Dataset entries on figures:
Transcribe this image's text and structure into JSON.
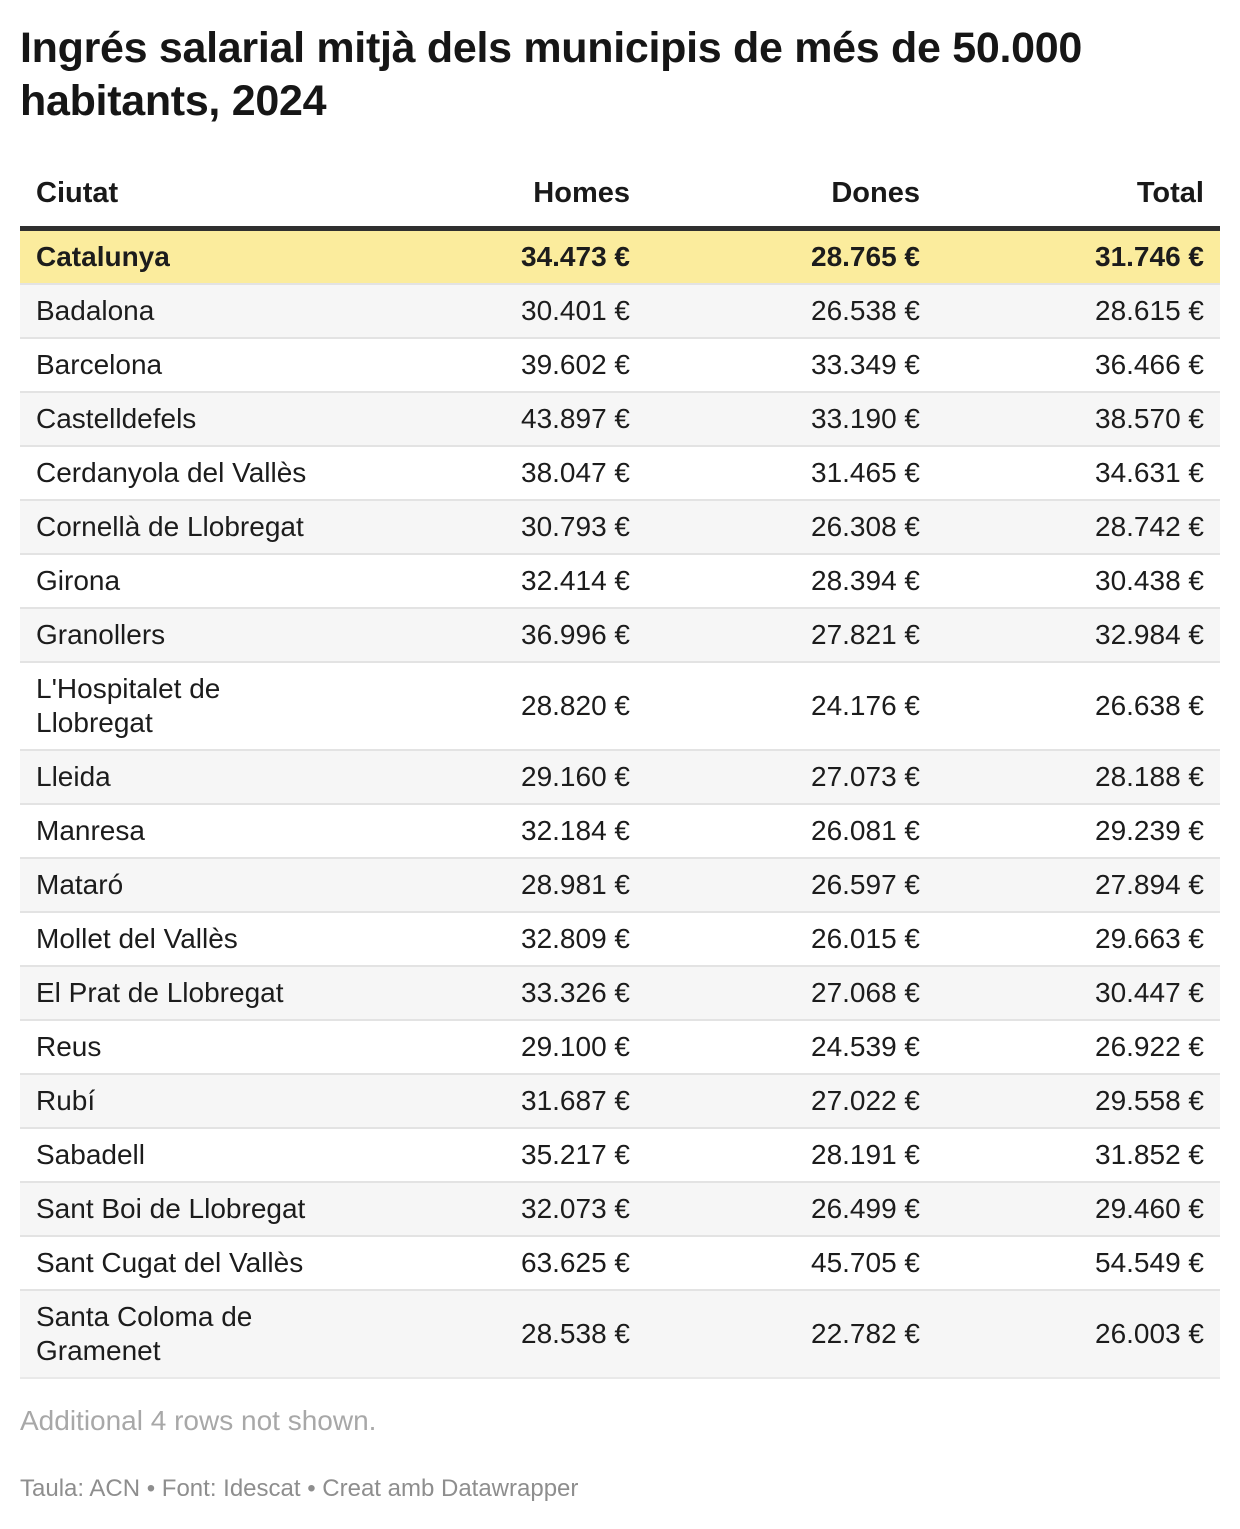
{
  "chart_data": {
    "type": "table",
    "title": "Ingrés salarial mitjà dels municipis de més de 50.000 habitants, 2024",
    "columns": [
      "Ciutat",
      "Homes",
      "Dones",
      "Total"
    ],
    "unit": "€",
    "highlighted_row": "Catalunya",
    "rows": [
      {
        "ciutat": "Catalunya",
        "homes": "34.473 €",
        "dones": "28.765 €",
        "total": "31.746 €"
      },
      {
        "ciutat": "Badalona",
        "homes": "30.401 €",
        "dones": "26.538 €",
        "total": "28.615 €"
      },
      {
        "ciutat": "Barcelona",
        "homes": "39.602 €",
        "dones": "33.349 €",
        "total": "36.466 €"
      },
      {
        "ciutat": "Castelldefels",
        "homes": "43.897 €",
        "dones": "33.190 €",
        "total": "38.570 €"
      },
      {
        "ciutat": "Cerdanyola del Vallès",
        "homes": "38.047 €",
        "dones": "31.465 €",
        "total": "34.631 €"
      },
      {
        "ciutat": "Cornellà de Llobregat",
        "homes": "30.793 €",
        "dones": "26.308 €",
        "total": "28.742 €"
      },
      {
        "ciutat": "Girona",
        "homes": "32.414 €",
        "dones": "28.394 €",
        "total": "30.438 €"
      },
      {
        "ciutat": "Granollers",
        "homes": "36.996 €",
        "dones": "27.821 €",
        "total": "32.984 €"
      },
      {
        "ciutat": "L'Hospitalet de Llobregat",
        "homes": "28.820 €",
        "dones": "24.176 €",
        "total": "26.638 €"
      },
      {
        "ciutat": "Lleida",
        "homes": "29.160 €",
        "dones": "27.073 €",
        "total": "28.188 €"
      },
      {
        "ciutat": "Manresa",
        "homes": "32.184 €",
        "dones": "26.081 €",
        "total": "29.239 €"
      },
      {
        "ciutat": "Mataró",
        "homes": "28.981 €",
        "dones": "26.597 €",
        "total": "27.894 €"
      },
      {
        "ciutat": "Mollet del Vallès",
        "homes": "32.809 €",
        "dones": "26.015 €",
        "total": "29.663 €"
      },
      {
        "ciutat": "El Prat de Llobregat",
        "homes": "33.326 €",
        "dones": "27.068 €",
        "total": "30.447 €"
      },
      {
        "ciutat": "Reus",
        "homes": "29.100 €",
        "dones": "24.539 €",
        "total": "26.922 €"
      },
      {
        "ciutat": "Rubí",
        "homes": "31.687 €",
        "dones": "27.022 €",
        "total": "29.558 €"
      },
      {
        "ciutat": "Sabadell",
        "homes": "35.217 €",
        "dones": "28.191 €",
        "total": "31.852 €"
      },
      {
        "ciutat": "Sant Boi de Llobregat",
        "homes": "32.073 €",
        "dones": "26.499 €",
        "total": "29.460 €"
      },
      {
        "ciutat": "Sant Cugat del Vallès",
        "homes": "63.625 €",
        "dones": "45.705 €",
        "total": "54.549 €"
      },
      {
        "ciutat": "Santa Coloma de Gramenet",
        "homes": "28.538 €",
        "dones": "22.782 €",
        "total": "26.003 €"
      }
    ]
  },
  "notes": {
    "additional": "Additional 4 rows not shown."
  },
  "attribution": "Taula: ACN • Font: Idescat • Creat amb Datawrapper",
  "colors": {
    "highlight_bg": "#fbec9d",
    "stripe_bg": "#f6f6f6",
    "header_rule": "#2f2f2f",
    "row_border": "#e3e3e3",
    "note_gray": "#a8a8a8",
    "attribution_gray": "#8e8e8e"
  }
}
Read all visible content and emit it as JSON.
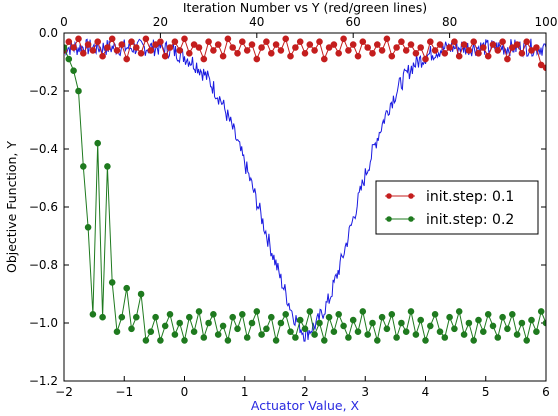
{
  "chart_data": {
    "type": "line",
    "title": "Iteration Number vs Y (red/green lines)",
    "xlabel": "Actuator Value, X",
    "ylabel": "Objective Function, Y",
    "xlim": [
      -2,
      6
    ],
    "ylim": [
      -1.2,
      0.0
    ],
    "top_xlim": [
      0,
      100
    ],
    "xticks": [
      -2,
      -1,
      0,
      1,
      2,
      3,
      4,
      5,
      6
    ],
    "yticks": [
      0.0,
      -0.2,
      -0.4,
      -0.6,
      -0.8,
      -1.0,
      -1.2
    ],
    "yticks_labels": [
      "0.0",
      "−0.2",
      "−0.4",
      "−0.6",
      "−0.8",
      "−1.0",
      "−1.2"
    ],
    "xticks_labels": [
      "−2",
      "−1",
      "0",
      "1",
      "2",
      "3",
      "4",
      "5",
      "6"
    ],
    "top_xticks": [
      0,
      20,
      40,
      60,
      80,
      100
    ],
    "grid": false,
    "legend_placement": "center-right",
    "colors": {
      "red": "#c41e1e",
      "green": "#1f7a1f",
      "blue": "#1a1ae0",
      "xlabel": "#2a2ae0"
    },
    "series": [
      {
        "name": "init.step: 0.1",
        "axis": "top",
        "color": "#c41e1e",
        "x": [
          0,
          1,
          2,
          3,
          4,
          5,
          6,
          7,
          8,
          9,
          10,
          11,
          12,
          13,
          14,
          15,
          16,
          17,
          18,
          19,
          20,
          21,
          22,
          23,
          24,
          25,
          26,
          27,
          28,
          29,
          30,
          31,
          32,
          33,
          34,
          35,
          36,
          37,
          38,
          39,
          40,
          41,
          42,
          43,
          44,
          45,
          46,
          47,
          48,
          49,
          50,
          51,
          52,
          53,
          54,
          55,
          56,
          57,
          58,
          59,
          60,
          61,
          62,
          63,
          64,
          65,
          66,
          67,
          68,
          69,
          70,
          71,
          72,
          73,
          74,
          75,
          76,
          77,
          78,
          79,
          80,
          81,
          82,
          83,
          84,
          85,
          86,
          87,
          88,
          89,
          90,
          91,
          92,
          93,
          94,
          95,
          96,
          97,
          98,
          99,
          100
        ],
        "y": [
          -0.06,
          -0.03,
          -0.05,
          -0.02,
          -0.07,
          -0.04,
          -0.06,
          -0.03,
          -0.08,
          -0.05,
          -0.02,
          -0.06,
          -0.04,
          -0.09,
          -0.03,
          -0.05,
          -0.07,
          -0.02,
          -0.06,
          -0.04,
          -0.03,
          -0.08,
          -0.05,
          -0.03,
          -0.06,
          -0.02,
          -0.07,
          -0.04,
          -0.05,
          -0.09,
          -0.03,
          -0.06,
          -0.04,
          -0.08,
          -0.02,
          -0.05,
          -0.07,
          -0.03,
          -0.06,
          -0.04,
          -0.09,
          -0.05,
          -0.03,
          -0.07,
          -0.04,
          -0.06,
          -0.02,
          -0.08,
          -0.05,
          -0.03,
          -0.07,
          -0.04,
          -0.06,
          -0.03,
          -0.09,
          -0.05,
          -0.04,
          -0.07,
          -0.02,
          -0.06,
          -0.04,
          -0.08,
          -0.03,
          -0.05,
          -0.07,
          -0.04,
          -0.06,
          -0.02,
          -0.08,
          -0.05,
          -0.03,
          -0.06,
          -0.04,
          -0.07,
          -0.05,
          -0.09,
          -0.03,
          -0.06,
          -0.04,
          -0.07,
          -0.05,
          -0.03,
          -0.08,
          -0.04,
          -0.06,
          -0.03,
          -0.07,
          -0.05,
          -0.08,
          -0.04,
          -0.06,
          -0.03,
          -0.09,
          -0.05,
          -0.04,
          -0.07,
          -0.03,
          -0.06,
          -0.05,
          -0.11,
          -0.12
        ]
      },
      {
        "name": "init.step: 0.2",
        "axis": "top",
        "color": "#1f7a1f",
        "x": [
          0,
          1,
          2,
          3,
          4,
          5,
          6,
          7,
          8,
          9,
          10,
          11,
          12,
          13,
          14,
          15,
          16,
          17,
          18,
          19,
          20,
          21,
          22,
          23,
          24,
          25,
          26,
          27,
          28,
          29,
          30,
          31,
          32,
          33,
          34,
          35,
          36,
          37,
          38,
          39,
          40,
          41,
          42,
          43,
          44,
          45,
          46,
          47,
          48,
          49,
          50,
          51,
          52,
          53,
          54,
          55,
          56,
          57,
          58,
          59,
          60,
          61,
          62,
          63,
          64,
          65,
          66,
          67,
          68,
          69,
          70,
          71,
          72,
          73,
          74,
          75,
          76,
          77,
          78,
          79,
          80,
          81,
          82,
          83,
          84,
          85,
          86,
          87,
          88,
          89,
          90,
          91,
          92,
          93,
          94,
          95,
          96,
          97,
          98,
          99,
          100
        ],
        "y": [
          -0.05,
          -0.09,
          -0.13,
          -0.2,
          -0.46,
          -0.67,
          -0.97,
          -0.38,
          -0.98,
          -0.46,
          -0.86,
          -1.03,
          -0.98,
          -0.88,
          -1.02,
          -0.98,
          -0.9,
          -1.06,
          -1.03,
          -0.98,
          -1.06,
          -1.01,
          -0.97,
          -1.04,
          -1.0,
          -1.06,
          -0.98,
          -1.03,
          -0.96,
          -1.05,
          -1.0,
          -0.97,
          -1.04,
          -1.01,
          -1.06,
          -0.98,
          -1.02,
          -0.97,
          -1.05,
          -1.0,
          -0.96,
          -1.04,
          -1.02,
          -0.98,
          -1.06,
          -1.0,
          -0.97,
          -1.03,
          -1.05,
          -0.99,
          -1.02,
          -0.96,
          -1.04,
          -1.0,
          -1.06,
          -0.98,
          -1.03,
          -0.97,
          -1.01,
          -1.05,
          -0.99,
          -1.03,
          -0.96,
          -1.04,
          -1.0,
          -1.06,
          -0.98,
          -1.02,
          -0.97,
          -1.05,
          -1.0,
          -1.03,
          -0.96,
          -1.04,
          -0.99,
          -1.06,
          -1.01,
          -0.97,
          -1.03,
          -1.05,
          -0.98,
          -1.02,
          -0.96,
          -1.04,
          -1.0,
          -1.06,
          -0.99,
          -1.03,
          -0.97,
          -1.01,
          -1.05,
          -0.98,
          -1.02,
          -0.97,
          -1.04,
          -1.0,
          -1.06,
          -0.99,
          -1.03,
          -0.96,
          -1.0
        ]
      },
      {
        "axis": "bottom",
        "color": "#1a1ae0",
        "x": [
          -2.0,
          -1.8,
          -1.6,
          -1.4,
          -1.2,
          -1.0,
          -0.8,
          -0.6,
          -0.4,
          -0.2,
          0.0,
          0.2,
          0.4,
          0.6,
          0.8,
          1.0,
          1.2,
          1.4,
          1.6,
          1.8,
          2.0,
          2.2,
          2.4,
          2.6,
          2.8,
          3.0,
          3.2,
          3.4,
          3.6,
          3.8,
          4.0,
          4.2,
          4.4,
          4.6,
          4.8,
          5.0,
          5.2,
          5.4,
          5.6,
          5.8,
          6.0
        ],
        "y": [
          -0.05,
          -0.05,
          -0.05,
          -0.05,
          -0.05,
          -0.05,
          -0.05,
          -0.05,
          -0.05,
          -0.06,
          -0.08,
          -0.11,
          -0.16,
          -0.23,
          -0.33,
          -0.45,
          -0.58,
          -0.72,
          -0.85,
          -0.97,
          -1.04,
          -1.0,
          -0.92,
          -0.79,
          -0.64,
          -0.49,
          -0.36,
          -0.25,
          -0.17,
          -0.11,
          -0.08,
          -0.06,
          -0.05,
          -0.05,
          -0.05,
          -0.05,
          -0.05,
          -0.05,
          -0.05,
          -0.05,
          -0.05
        ]
      }
    ]
  }
}
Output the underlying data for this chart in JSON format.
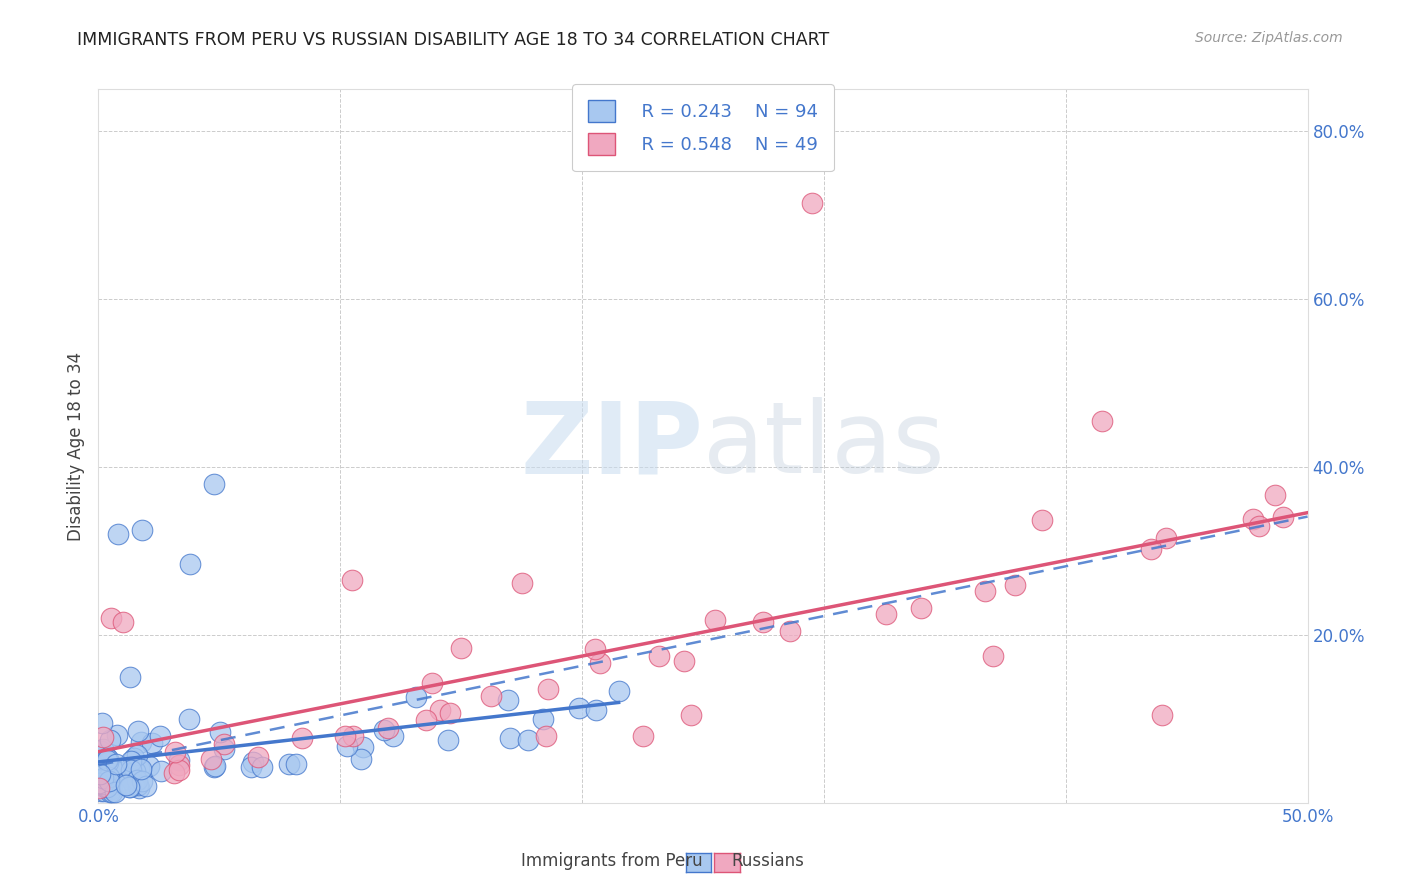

DESCRIPTION OF THE TASK
Using the listing, copy every line where the word "green" shows up.

RESPONSE TO THE TASK
    "title": "Iteration Number vs Y (red/green lines)",
      "green": "#1f7a1f",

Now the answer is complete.